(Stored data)
-- START --
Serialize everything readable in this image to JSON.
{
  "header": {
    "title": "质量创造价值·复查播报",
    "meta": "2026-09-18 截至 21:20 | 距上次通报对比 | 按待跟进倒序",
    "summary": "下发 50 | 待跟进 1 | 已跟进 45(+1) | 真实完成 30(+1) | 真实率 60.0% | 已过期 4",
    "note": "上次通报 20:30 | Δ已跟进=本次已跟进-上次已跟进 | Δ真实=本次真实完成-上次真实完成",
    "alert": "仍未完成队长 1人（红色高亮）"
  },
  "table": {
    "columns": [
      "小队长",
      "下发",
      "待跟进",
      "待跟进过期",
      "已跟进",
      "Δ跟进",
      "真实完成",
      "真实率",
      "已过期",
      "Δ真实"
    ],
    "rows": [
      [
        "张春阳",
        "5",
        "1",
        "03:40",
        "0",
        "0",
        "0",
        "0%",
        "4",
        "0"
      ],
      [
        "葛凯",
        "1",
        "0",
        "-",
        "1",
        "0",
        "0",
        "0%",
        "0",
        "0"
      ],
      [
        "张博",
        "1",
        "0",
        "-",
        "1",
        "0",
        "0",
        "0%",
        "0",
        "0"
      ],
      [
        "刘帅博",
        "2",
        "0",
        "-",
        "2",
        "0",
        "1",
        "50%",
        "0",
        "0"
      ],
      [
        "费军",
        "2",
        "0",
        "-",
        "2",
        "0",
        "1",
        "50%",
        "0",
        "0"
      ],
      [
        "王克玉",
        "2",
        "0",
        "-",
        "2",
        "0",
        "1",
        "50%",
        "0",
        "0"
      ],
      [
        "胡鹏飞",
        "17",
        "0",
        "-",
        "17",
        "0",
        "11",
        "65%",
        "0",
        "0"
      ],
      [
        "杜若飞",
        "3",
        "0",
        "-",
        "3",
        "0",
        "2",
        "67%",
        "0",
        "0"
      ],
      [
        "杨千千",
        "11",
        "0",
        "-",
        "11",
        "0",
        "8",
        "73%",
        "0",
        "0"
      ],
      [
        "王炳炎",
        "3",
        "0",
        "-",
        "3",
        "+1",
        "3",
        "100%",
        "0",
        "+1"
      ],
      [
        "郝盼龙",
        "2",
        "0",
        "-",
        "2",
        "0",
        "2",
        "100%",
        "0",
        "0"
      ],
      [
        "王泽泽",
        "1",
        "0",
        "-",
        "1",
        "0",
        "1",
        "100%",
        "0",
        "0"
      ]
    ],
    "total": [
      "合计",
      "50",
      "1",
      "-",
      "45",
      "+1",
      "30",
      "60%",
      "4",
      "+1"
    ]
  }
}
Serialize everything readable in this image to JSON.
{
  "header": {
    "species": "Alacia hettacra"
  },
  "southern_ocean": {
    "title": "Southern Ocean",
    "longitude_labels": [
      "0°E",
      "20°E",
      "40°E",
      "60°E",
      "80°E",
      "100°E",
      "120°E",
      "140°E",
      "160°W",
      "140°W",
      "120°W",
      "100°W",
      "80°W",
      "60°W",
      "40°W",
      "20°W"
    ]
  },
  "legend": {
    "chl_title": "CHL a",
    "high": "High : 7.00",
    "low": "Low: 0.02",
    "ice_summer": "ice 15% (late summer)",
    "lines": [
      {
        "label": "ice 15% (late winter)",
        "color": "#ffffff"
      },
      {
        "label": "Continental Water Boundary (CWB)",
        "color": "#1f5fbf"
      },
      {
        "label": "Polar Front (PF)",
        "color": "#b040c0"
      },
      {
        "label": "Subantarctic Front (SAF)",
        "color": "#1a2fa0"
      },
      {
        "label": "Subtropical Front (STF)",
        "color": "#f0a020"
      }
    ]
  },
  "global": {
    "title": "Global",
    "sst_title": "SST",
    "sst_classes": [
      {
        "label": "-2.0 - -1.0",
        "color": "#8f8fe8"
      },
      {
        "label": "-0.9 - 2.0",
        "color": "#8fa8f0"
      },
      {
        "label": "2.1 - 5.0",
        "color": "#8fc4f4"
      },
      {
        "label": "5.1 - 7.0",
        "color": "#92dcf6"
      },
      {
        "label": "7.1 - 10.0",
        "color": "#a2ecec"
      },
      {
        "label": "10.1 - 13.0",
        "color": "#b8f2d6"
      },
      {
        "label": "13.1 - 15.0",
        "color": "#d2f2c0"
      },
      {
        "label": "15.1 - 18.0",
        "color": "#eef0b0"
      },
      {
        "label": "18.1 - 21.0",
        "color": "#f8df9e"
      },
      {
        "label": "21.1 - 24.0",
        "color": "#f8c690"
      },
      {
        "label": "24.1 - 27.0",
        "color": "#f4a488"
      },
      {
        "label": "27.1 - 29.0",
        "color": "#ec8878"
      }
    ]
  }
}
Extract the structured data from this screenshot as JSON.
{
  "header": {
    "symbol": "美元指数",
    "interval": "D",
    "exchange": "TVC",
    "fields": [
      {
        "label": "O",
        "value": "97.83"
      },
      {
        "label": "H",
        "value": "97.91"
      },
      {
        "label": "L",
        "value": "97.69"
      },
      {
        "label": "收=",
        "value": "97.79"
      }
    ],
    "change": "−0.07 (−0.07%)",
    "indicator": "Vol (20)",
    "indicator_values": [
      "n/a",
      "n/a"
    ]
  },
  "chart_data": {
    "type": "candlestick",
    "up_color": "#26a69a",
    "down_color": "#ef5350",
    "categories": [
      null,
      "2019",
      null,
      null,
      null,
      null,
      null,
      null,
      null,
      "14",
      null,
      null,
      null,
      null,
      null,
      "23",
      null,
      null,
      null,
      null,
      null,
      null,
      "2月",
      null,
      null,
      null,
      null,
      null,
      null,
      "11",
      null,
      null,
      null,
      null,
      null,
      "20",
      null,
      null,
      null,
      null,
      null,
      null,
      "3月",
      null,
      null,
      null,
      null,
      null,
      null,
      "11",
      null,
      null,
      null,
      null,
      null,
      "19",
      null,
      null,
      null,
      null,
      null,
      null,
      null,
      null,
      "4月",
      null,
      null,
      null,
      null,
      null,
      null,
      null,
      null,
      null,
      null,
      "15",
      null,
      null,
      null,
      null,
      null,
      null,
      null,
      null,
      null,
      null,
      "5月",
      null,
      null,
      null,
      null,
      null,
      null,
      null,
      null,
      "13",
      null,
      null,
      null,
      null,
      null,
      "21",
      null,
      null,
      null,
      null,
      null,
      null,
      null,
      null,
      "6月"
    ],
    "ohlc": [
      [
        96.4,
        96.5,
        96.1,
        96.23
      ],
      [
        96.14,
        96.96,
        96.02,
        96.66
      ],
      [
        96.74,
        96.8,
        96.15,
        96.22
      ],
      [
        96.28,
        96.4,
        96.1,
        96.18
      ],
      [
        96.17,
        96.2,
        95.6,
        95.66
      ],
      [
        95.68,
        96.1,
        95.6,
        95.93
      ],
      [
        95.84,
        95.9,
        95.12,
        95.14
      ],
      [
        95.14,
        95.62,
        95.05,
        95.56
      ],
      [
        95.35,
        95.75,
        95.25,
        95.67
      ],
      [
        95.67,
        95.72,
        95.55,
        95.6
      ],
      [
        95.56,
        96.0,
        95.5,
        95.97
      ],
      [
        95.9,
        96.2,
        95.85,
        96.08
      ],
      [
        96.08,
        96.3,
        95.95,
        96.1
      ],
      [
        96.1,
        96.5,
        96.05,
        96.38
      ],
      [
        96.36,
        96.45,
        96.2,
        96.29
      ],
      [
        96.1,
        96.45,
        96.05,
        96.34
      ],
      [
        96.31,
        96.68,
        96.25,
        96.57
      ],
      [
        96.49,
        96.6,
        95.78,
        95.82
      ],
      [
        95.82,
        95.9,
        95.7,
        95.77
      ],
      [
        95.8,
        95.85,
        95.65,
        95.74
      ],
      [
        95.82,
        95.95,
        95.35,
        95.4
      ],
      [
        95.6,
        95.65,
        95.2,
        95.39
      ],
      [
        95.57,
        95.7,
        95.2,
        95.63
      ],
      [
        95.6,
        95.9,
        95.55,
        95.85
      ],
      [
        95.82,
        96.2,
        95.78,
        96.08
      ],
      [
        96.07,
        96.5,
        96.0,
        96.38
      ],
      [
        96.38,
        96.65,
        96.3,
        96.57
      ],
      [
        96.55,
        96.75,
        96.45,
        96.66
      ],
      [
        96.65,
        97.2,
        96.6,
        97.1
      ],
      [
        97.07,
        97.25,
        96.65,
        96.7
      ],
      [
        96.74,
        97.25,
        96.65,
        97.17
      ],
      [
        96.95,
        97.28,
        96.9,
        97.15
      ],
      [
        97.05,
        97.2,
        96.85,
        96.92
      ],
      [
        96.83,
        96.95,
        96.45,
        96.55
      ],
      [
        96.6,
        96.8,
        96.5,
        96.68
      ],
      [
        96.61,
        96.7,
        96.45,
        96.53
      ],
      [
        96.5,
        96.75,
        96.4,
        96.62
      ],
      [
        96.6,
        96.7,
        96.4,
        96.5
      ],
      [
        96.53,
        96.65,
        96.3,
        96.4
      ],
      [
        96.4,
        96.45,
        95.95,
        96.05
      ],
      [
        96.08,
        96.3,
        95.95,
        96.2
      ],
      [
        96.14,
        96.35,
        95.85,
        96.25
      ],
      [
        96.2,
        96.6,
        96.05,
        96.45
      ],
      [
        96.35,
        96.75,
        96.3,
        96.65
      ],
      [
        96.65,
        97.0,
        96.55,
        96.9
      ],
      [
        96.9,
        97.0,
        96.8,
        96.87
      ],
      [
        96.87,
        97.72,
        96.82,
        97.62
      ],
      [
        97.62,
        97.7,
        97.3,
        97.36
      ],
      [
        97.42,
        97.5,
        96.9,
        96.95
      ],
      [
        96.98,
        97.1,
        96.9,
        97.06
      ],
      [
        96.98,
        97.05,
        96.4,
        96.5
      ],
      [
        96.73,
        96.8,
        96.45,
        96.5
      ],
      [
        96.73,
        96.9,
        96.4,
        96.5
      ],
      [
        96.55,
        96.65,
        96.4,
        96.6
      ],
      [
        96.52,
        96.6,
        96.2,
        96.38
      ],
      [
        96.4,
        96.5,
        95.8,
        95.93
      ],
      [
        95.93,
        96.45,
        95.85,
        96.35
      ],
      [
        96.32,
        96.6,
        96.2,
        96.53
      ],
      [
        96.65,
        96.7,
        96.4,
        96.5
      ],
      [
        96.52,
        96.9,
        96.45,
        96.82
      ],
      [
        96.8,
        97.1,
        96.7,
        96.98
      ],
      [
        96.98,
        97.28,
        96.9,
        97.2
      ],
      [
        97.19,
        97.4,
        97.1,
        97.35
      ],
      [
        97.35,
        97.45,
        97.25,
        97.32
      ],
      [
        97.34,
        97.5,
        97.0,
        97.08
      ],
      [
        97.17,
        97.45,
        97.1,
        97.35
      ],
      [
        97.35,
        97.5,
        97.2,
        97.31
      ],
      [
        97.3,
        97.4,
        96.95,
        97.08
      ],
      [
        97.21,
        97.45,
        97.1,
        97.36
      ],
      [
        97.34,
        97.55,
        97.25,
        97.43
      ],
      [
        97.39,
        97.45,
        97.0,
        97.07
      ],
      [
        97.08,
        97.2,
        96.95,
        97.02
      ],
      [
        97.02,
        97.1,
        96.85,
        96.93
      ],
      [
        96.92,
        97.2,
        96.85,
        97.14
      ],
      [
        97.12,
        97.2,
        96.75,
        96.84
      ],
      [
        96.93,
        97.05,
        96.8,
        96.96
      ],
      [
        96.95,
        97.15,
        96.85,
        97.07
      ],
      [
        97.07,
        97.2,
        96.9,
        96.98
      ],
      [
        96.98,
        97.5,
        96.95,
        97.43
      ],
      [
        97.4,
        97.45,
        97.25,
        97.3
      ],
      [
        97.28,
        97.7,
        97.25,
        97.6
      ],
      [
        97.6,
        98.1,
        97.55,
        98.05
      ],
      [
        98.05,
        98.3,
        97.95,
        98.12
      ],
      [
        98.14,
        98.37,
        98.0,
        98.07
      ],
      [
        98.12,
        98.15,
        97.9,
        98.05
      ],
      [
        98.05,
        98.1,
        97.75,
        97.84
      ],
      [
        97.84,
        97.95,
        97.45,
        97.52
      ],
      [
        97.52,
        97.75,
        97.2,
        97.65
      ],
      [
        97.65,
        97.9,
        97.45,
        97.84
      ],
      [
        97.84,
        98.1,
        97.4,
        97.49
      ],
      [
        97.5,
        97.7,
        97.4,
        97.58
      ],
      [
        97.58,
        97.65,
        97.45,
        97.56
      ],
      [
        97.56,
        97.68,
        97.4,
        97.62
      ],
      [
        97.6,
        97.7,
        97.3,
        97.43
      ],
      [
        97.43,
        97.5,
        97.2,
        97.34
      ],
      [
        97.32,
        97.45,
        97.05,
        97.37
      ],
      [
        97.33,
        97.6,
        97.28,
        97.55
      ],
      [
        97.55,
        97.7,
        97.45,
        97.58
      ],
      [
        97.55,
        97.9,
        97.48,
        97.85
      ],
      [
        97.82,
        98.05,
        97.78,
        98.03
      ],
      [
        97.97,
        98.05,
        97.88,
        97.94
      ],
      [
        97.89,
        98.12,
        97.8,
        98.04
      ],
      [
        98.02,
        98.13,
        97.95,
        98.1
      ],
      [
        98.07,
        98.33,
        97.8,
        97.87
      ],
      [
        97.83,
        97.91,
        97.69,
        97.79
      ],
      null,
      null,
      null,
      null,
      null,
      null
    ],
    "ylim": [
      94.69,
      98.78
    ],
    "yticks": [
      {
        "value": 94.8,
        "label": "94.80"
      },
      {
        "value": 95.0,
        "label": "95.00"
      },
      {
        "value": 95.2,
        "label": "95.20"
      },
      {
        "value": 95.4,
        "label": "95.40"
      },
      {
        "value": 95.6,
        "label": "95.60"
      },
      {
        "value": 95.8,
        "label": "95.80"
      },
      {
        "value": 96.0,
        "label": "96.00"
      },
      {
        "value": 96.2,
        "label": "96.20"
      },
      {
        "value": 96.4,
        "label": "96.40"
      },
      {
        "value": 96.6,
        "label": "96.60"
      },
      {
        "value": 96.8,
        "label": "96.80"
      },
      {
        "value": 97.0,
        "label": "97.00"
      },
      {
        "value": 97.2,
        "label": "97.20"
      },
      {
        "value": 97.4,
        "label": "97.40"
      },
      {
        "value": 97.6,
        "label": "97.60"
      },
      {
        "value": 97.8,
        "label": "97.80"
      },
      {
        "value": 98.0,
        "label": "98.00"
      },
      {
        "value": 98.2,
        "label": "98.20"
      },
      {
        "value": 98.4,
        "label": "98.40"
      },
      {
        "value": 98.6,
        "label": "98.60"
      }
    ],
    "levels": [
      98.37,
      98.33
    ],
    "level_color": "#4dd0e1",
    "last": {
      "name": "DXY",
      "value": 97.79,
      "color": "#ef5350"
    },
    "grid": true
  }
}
-- END --
■ AIM ■
What is the number of lines in the records that contain the string "Front"? Give only that number.

■ SOLVED EXERCISE ■
3